Scan the data below for the string "redes". Copy every line where it appears.

+++ EXERCISE DATA

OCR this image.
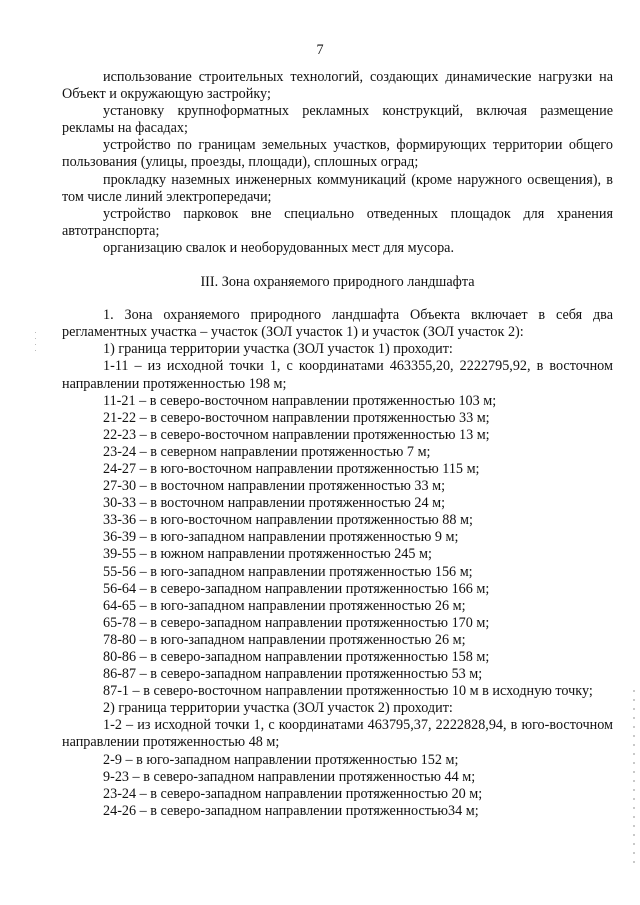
7

использование строительных технологий, создающих динамические нагрузки на Объект и окружающую застройку;

установку крупноформатных рекламных конструкций, включая размещение рекламы на фасадах;

устройство по границам земельных участков, формирующих территории общего пользования (улицы, проезды, площади), сплошных оград;

прокладку наземных инженерных коммуникаций (кроме наружного освещения), в том числе линий электропередачи;

устройство парковок вне специально отведенных площадок для хранения автотранспорта;

организацию свалок и необорудованных мест для мусора.

III. Зона охраняемого природного ландшафта

1. Зона охраняемого природного ландшафта Объекта включает в себя два регламентных участка – участок (ЗОЛ участок 1) и участок (ЗОЛ участок 2):

1) граница территории участка (ЗОЛ участок 1) проходит:

1-11 – из исходной точки 1, с координатами 463355,20, 2222795,92, в восточном направлении протяженностью 198 м;

11-21 – в северо-восточном направлении протяженностью 103 м;

21-22 – в северо-восточном направлении протяженностью 33 м;

22-23 – в северо-восточном направлении протяженностью 13 м;

23-24 – в северном направлении протяженностью 7 м;

24-27 – в юго-восточном направлении протяженностью 115 м;

27-30 – в восточном направлении протяженностью 33 м;

30-33 – в восточном направлении протяженностью 24 м;

33-36 – в юго-восточном направлении протяженностью 88 м;

36-39 – в юго-западном направлении протяженностью 9 м;

39-55 – в южном направлении протяженностью 245 м;

55-56 – в юго-западном направлении протяженностью 156 м;

56-64 – в северо-западном направлении протяженностью 166 м;

64-65 – в юго-западном направлении протяженностью 26 м;

65-78 – в северо-западном направлении протяженностью 170 м;

78-80 – в юго-западном направлении протяженностью 26 м;

80-86 – в северо-западном направлении протяженностью 158 м;

86-87 – в северо-западном направлении протяженностью 53 м;

87-1 – в северо-восточном направлении протяженностью 10 м в исходную точку;

2) граница территории участка (ЗОЛ участок 2) проходит:

1-2 – из исходной точки 1, с координатами 463795,37, 2222828,94, в юго-восточном направлении протяженностью 48 м;

2-9 – в юго-западном направлении протяженностью 152 м;

9-23 – в северо-западном направлении протяженностью 44 м;

23-24 – в северо-западном направлении протяженностью 20 м;

24-26 – в северо-западном направлении протяженностью34 м;
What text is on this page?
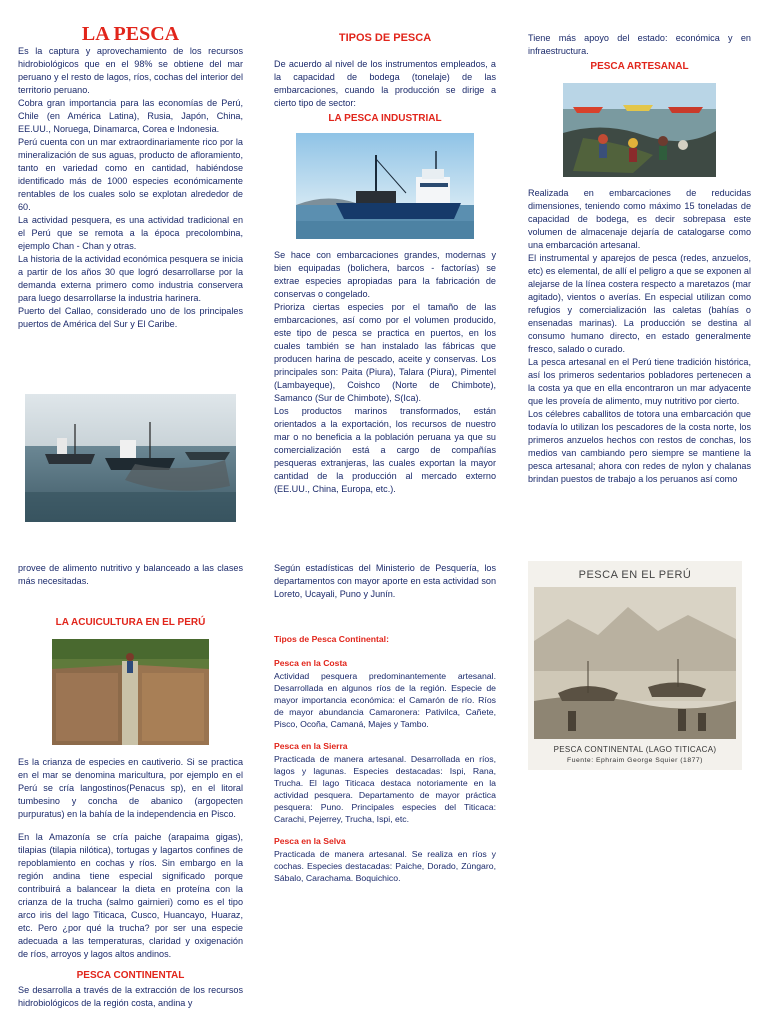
LA PESCA

Es la captura y aprovechamiento de los recursos hidrobiológicos que en el 98% se obtiene del mar peruano y el resto de lagos, ríos, cochas del interior del territorio peruano.

Cobra gran importancia para las economías de Perú, Chile (en América Latina), Rusia, Japón, China, EE.UU., Noruega, Dinamarca, Corea e Indonesia.

Perú cuenta con un mar extraordinariamente rico por la mineralización de sus aguas, producto de afloramiento, tanto en variedad como en cantidad, habiéndose identificado más de 1000 especies económicamente rentables de los cuales solo se explotan alrededor de 60.

La actividad pesquera, es una actividad tradicional en el Perú que se remota a la época precolombina, ejemplo Chan - Chan y otras.

La historia de la actividad económica pesquera se inicia a partir de los años 30 que logró desarrollarse por la demanda externa primero como industria conservera para luego desarrollarse la industria harinera.

Puerto del Callao, considerado uno de los principales puertos de América del Sur y El Caribe.

TIPOS DE PESCA

De acuerdo al nivel de los instrumentos empleados, a la capacidad de bodega (tonelaje) de las embarcaciones, cuando la producción se dirige a cierto tipo de sector:

LA PESCA INDUSTRIAL

Se hace con embarcaciones grandes, modernas y bien equipadas (bolichera, barcos - factorías) se extrae especies apropiadas para la fabricación de conservas o congelado.

Prioriza ciertas especies por el tamaño de las embarcaciones, así como por el volumen producido, este tipo de pesca se practica en puertos, en los cuales también se han instalado las fábricas que producen harina de pescado, aceite y conservas. Los principales son: Paita (Piura), Talara (Piura), Pimentel (Lambayeque), Coishco (Norte de Chimbote), Samanco (Sur de Chimbote), S(Ica).

Los productos marinos transformados, están orientados a la exportación, los recursos de nuestro mar o no beneficia a la población peruana ya que su comercialización está a cargo de compañías pesqueras extranjeras, las cuales exportan la mayor cantidad de la producción al mercado externo (EE.UU., China, Europa, etc.).

Tiene más apoyo del estado: económica y en infraestructura.

PESCA ARTESANAL

Realizada en embarcaciones de reducidas dimensiones, teniendo como máximo 15 toneladas de capacidad de bodega, es decir sobrepasa este volumen de almacenaje dejaría de catalogarse como una embarcación artesanal.

El instrumental y aparejos de pesca (redes, anzuelos, etc) es elemental, de allí el peligro a que se exponen al alejarse de la línea costera respecto a maretazos (mar agitado), vientos o averías. En especial utilizan como refugios y comercialización las caletas (bahías o ensenadas marinas). La producción se destina al consumo humano directo, en estado generalmente fresco, salado o curado.

La pesca artesanal en el Perú tiene tradición histórica, así los primeros sedentarios pobladores pertenecen a la costa ya que en ella encontraron un mar adyacente que les proveía de alimento, muy nutritivo por cierto.

Los célebres caballitos de totora una embarcación que todavía lo utilizan los pescadores de la costa norte, los primeros anzuelos hechos con restos de conchas, los medios van cambiando pero siempre se mantiene la pesca artesanal; ahora con redes de nylon y chalanas brindan puestos de trabajo a los peruanos así como

provee de alimento nutritivo y balanceado a las clases más necesitadas.

LA ACUICULTURA EN EL PERÚ

Es la crianza de especies en cautiverio. Si se practica en el mar se denomina maricultura, por ejemplo en el Perú se cría langostinos(Penacus sp), en el litoral tumbesino y concha de abanico (argopecten purpuratus) en la bahía de la independencia en Pisco.

En la Amazonía se cría paiche (arapaima gigas), tilapias (tilapia nilótica), tortugas y lagartos confines de repoblamiento en cochas y ríos. Sin embargo en la región andina tiene especial significado porque contribuirá a balancear la dieta en proteína con la crianza de la trucha (salmo gairnieri) como es el tipo arco iris del lago Titicaca, Cusco, Huancayo, Huaraz, etc. Pero ¿por qué la trucha? por ser una especie adecuada a las temperaturas, claridad y oxigenación de ríos, arroyos y lagos altos andinos.

PESCA CONTINENTAL

Se desarrolla a través de la extracción de los recursos hidrobiológicos de la región costa, andina y

Según estadísticas del Ministerio de Pesquería, los departamentos con mayor aporte en esta actividad son Loreto, Ucayali, Puno y Junín.

Tipos de Pesca Continental:
Pesca en la Costa

Actividad pesquera predominantemente artesanal. Desarrollada en algunos ríos de la región. Especie de mayor importancia económica: el Camarón de río. Ríos de mayor abundancia Camaronera: Pativilca, Cañete, Pisco, Ocoña, Camaná, Majes y Tambo.

Pesca en la Sierra

Practicada de manera artesanal. Desarrollada en ríos, lagos y lagunas. Especies destacadas: Ispi, Rana, Trucha. El lago Titicaca destaca notoriamente en la actividad pesquera. Departamento de mayor práctica pesquera: Puno. Principales especies del Titicaca: Carachi, Pejerrey, Trucha, Ispi, etc.

Pesca en la Selva

Practicada de manera artesanal. Se realiza en ríos y cochas. Especies destacadas: Paiche, Dorado, Zúngaro, Sábalo, Carachama. Boquichico.

PESCA EN EL PERÚ
PESCA CONTINENTAL (LAGO TITICACA)
Fuente: Ephraim George Squier (1877)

++++++

◆ TASK OUTPUT:
El instrumental y aparejos de pesca (redes, anzuelos, etc) es elemental, de allí el peligro a que se exponen al alejarse de la línea costera respecto a maretazos (mar agitado), vientos o averías. En especial utilizan como refugios y comercialización las caletas (bahías o ensenadas marinas). La producción se destina al consumo humano directo, en estado generalmente fresco, salado o curado.
Los célebres caballitos de totora una embarcación que todavía lo utilizan los pescadores de la costa norte, los primeros anzuelos hechos con restos de conchas, los medios van cambiando pero siempre se mantiene la pesca artesanal; ahora con redes de nylon y chalanas brindan puestos de trabajo a los peruanos así como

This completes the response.